Task prompt:
Extract each record and reproduce it exactly.

Information shown:
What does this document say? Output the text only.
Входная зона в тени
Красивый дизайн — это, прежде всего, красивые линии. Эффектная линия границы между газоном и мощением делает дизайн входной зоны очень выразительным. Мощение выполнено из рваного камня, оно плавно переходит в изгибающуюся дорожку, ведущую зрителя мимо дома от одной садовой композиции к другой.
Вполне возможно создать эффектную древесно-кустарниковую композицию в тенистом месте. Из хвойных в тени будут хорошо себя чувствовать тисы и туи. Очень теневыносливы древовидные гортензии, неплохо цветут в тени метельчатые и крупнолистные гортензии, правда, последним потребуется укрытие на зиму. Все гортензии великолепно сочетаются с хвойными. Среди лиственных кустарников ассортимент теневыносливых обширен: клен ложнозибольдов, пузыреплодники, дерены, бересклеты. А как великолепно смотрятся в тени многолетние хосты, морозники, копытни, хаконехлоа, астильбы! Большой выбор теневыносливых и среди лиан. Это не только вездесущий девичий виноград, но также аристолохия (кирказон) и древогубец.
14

Response:
What does this document say? Output the text only.
Входная зона в тени
Красивый дизайн — это, прежде всего, красивые линии. Эффектная линия границы между газоном и мощением делает дизайн входной зоны очень выразительным. Мощение выполнено из рваного камня, оно плавно переходит в изгибающуюся дорожку, ведущую зрителя мимо дома от одной садовой композиции к другой.
Вполне возможно создать эффектную древесно-кустарниковую композицию в тенистом месте. Из хвойных в тени будут хорошо себя чувствовать тисы и туи. Очень теневыносливы древовидные гортензии, неплохо цветут в тени метельчатые и крупнолистные гортензии, правда, последним потребуется укрытие на зиму. Все гортензии великолепно сочетаются с хвойными. Среди лиственных кустарников ассортимент теневыносливых обширен: клен ложнозибольдов, пузыреплодники, дерены, бересклеты. А как великолепно смотрятся в тени многолетние хосты, морозники, копытни, хаконехлоа, астильбы! Большой выбор теневыносливых и среди лиан. Это не только вездесущий девичий виноград, но также аристолохия (кирказон) и древогубец.
14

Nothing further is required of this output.